Stored entries
********************

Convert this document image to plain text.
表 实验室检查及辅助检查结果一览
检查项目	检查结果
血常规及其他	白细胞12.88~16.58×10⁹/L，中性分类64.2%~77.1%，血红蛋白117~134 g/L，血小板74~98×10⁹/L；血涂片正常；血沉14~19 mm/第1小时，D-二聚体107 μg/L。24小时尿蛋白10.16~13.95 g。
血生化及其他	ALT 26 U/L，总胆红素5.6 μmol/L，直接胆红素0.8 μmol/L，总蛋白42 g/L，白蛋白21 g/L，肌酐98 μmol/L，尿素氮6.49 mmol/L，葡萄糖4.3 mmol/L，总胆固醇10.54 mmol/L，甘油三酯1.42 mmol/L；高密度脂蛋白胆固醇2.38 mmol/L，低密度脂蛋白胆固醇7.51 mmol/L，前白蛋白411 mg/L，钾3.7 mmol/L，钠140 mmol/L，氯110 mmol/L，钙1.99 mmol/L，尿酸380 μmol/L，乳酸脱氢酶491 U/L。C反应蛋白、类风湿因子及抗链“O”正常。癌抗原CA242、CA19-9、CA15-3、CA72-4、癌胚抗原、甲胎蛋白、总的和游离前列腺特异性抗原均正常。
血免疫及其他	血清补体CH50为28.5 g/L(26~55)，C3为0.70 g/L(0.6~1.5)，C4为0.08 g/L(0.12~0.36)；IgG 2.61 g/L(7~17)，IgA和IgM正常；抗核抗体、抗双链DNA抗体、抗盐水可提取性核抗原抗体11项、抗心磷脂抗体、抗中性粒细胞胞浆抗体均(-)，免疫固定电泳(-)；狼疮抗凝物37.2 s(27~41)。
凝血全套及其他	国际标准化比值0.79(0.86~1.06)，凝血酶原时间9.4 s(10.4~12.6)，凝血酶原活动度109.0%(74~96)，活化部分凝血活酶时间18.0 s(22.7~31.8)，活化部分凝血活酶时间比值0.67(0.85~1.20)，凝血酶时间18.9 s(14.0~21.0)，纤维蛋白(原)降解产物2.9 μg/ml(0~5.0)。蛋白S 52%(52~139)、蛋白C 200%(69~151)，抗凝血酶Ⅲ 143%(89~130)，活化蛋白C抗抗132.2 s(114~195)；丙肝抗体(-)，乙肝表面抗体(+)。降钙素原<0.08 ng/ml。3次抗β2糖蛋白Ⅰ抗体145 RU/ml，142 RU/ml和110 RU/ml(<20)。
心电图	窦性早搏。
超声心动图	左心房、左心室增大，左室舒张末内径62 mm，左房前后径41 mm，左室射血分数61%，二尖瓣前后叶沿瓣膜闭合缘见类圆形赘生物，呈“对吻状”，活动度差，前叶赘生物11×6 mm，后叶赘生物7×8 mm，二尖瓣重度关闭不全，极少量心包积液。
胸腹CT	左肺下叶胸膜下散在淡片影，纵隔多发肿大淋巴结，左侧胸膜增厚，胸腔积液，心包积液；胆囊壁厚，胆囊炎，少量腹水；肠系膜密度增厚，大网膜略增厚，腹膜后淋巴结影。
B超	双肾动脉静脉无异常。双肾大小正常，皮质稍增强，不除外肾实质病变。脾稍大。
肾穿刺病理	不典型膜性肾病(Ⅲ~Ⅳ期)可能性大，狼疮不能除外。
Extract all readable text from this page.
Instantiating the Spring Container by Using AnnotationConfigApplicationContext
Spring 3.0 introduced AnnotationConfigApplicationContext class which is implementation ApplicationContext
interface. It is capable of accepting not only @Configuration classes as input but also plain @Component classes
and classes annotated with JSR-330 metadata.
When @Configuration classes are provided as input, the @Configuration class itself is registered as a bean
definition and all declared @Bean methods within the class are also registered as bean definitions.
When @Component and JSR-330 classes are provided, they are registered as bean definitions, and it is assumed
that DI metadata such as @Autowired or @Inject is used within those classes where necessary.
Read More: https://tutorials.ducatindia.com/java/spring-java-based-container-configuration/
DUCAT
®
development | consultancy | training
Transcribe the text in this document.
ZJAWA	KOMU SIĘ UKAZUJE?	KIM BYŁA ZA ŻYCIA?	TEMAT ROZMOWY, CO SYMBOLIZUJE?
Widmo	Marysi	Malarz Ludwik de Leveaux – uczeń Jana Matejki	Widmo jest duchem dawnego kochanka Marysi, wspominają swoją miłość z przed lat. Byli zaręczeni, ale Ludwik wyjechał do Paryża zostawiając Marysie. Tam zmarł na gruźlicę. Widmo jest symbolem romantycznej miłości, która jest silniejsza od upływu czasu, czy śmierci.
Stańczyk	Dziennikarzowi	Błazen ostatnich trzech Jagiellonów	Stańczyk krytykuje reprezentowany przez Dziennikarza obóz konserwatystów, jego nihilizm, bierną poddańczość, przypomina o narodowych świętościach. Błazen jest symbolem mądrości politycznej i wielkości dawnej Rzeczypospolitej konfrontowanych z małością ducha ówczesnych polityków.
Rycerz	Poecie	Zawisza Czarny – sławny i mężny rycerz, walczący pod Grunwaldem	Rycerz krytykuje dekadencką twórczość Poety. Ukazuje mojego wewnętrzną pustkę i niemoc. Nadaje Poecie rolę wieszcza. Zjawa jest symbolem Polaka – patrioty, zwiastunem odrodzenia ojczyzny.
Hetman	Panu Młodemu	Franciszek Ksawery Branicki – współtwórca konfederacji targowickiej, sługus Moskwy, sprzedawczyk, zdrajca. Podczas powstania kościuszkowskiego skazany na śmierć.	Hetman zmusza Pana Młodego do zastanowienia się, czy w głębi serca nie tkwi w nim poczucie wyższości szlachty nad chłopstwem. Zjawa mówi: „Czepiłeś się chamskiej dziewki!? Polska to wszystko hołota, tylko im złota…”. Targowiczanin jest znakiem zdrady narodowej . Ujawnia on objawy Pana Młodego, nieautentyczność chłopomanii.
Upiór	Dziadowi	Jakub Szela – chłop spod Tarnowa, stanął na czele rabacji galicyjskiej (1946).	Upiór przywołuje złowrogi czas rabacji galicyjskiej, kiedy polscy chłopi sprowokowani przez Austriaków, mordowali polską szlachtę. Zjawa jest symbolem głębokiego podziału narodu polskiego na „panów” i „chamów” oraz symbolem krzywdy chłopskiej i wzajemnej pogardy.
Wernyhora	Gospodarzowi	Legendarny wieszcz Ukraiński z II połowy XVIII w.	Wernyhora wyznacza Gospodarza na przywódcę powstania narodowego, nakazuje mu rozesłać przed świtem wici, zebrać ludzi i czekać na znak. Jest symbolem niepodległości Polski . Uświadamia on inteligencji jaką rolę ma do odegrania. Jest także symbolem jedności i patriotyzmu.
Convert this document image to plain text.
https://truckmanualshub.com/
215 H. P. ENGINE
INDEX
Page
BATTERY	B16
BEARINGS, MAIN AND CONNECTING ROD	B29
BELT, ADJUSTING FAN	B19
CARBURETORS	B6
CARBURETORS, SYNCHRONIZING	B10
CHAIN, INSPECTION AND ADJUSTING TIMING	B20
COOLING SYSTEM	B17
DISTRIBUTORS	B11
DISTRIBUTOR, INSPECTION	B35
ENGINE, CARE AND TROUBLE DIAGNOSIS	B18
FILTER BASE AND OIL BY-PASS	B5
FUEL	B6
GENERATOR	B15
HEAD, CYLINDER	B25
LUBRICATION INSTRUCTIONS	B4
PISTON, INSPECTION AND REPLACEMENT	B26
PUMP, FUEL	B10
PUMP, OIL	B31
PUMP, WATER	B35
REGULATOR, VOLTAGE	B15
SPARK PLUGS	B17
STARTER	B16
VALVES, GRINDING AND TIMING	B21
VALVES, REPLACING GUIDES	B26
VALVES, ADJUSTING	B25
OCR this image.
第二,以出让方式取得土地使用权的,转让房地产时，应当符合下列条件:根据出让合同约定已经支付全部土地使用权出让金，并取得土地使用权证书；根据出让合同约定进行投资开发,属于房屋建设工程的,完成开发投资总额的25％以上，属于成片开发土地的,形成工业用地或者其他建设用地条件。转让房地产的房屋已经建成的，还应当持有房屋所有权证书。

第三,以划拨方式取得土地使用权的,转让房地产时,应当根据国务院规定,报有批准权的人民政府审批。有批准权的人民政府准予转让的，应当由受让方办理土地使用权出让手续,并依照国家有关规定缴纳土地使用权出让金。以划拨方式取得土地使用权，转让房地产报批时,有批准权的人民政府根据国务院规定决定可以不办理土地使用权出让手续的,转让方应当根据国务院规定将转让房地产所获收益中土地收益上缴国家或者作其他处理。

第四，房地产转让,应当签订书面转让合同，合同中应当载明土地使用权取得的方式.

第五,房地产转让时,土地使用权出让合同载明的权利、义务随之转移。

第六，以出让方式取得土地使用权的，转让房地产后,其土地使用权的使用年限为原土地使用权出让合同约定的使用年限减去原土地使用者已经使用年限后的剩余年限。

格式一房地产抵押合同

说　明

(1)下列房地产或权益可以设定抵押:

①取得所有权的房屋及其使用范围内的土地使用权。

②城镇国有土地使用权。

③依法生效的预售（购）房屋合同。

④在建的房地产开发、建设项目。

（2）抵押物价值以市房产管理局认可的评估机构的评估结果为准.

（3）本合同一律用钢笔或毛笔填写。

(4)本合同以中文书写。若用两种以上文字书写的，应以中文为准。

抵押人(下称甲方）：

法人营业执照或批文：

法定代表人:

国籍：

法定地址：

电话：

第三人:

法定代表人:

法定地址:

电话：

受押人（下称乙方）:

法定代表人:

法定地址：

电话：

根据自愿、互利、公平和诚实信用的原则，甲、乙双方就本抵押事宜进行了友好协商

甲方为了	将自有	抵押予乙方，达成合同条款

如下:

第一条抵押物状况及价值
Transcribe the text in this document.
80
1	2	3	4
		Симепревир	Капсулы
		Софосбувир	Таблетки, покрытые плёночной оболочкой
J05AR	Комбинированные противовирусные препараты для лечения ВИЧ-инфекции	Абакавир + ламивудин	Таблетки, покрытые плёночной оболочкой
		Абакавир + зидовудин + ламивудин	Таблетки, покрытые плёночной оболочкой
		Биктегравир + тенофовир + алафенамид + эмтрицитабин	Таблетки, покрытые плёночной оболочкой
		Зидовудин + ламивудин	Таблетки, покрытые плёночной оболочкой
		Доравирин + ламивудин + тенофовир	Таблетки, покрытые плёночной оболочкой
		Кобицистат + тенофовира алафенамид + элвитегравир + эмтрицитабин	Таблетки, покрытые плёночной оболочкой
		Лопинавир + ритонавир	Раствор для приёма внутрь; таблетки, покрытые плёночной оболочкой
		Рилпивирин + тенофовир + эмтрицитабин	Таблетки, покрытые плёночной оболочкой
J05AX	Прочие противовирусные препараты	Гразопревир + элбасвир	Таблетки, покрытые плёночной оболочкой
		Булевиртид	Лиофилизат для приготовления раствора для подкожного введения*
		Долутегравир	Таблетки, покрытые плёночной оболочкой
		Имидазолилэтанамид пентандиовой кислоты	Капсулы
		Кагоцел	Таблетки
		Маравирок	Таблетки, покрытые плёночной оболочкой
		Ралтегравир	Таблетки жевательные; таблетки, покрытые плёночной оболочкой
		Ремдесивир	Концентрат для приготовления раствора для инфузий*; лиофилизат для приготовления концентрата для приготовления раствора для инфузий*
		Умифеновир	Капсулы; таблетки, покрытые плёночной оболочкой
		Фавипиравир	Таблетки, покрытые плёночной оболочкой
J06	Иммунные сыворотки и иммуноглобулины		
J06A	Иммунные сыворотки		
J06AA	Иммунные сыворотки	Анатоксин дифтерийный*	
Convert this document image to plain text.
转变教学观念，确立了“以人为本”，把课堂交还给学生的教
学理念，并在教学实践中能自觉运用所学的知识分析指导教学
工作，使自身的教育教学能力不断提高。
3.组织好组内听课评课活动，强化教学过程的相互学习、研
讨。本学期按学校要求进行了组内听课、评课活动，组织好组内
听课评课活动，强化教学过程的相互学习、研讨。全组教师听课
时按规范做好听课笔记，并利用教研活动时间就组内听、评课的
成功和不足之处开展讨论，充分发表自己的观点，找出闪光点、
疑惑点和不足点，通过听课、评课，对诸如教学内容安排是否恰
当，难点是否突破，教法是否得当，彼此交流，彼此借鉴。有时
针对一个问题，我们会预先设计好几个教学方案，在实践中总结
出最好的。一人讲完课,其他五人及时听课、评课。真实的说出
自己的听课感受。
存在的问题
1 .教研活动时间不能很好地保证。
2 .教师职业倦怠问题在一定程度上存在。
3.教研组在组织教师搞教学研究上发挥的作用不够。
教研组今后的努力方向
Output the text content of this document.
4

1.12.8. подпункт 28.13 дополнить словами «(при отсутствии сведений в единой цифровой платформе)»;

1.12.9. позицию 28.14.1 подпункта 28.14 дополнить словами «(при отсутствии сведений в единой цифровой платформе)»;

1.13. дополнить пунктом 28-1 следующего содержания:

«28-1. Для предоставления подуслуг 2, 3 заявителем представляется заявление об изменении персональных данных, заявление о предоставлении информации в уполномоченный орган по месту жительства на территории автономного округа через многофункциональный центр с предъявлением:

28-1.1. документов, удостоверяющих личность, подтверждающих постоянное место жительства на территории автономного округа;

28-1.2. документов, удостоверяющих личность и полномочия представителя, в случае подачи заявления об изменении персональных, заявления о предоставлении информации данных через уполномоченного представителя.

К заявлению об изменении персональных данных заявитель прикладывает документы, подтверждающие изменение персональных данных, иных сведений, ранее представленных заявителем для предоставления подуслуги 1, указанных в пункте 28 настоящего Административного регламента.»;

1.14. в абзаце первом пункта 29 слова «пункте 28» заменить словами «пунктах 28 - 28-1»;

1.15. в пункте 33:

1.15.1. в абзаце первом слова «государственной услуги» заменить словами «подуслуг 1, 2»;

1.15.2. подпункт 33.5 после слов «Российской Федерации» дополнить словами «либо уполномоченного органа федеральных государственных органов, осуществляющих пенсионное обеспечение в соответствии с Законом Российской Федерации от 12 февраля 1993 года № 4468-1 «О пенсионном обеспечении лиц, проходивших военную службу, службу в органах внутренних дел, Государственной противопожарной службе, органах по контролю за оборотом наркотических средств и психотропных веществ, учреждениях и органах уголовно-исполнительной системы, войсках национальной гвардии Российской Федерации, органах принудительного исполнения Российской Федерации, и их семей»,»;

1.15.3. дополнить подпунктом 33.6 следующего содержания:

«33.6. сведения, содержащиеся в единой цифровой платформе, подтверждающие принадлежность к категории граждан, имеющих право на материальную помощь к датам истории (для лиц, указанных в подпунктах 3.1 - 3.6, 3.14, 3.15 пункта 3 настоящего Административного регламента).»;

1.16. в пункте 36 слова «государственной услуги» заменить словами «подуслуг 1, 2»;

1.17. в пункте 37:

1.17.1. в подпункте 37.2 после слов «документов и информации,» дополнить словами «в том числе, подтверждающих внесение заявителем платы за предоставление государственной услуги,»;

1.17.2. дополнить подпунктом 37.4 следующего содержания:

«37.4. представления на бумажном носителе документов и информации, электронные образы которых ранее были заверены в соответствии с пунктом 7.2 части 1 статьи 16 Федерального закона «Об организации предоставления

********************

-- Task directions --
Gather each line in the data that holds the string "https".

-- Solution below --
Read More: https://tutorials.ducatindia.com/java/spring-java-based-container-configuration/
https://truckmanualshub.com/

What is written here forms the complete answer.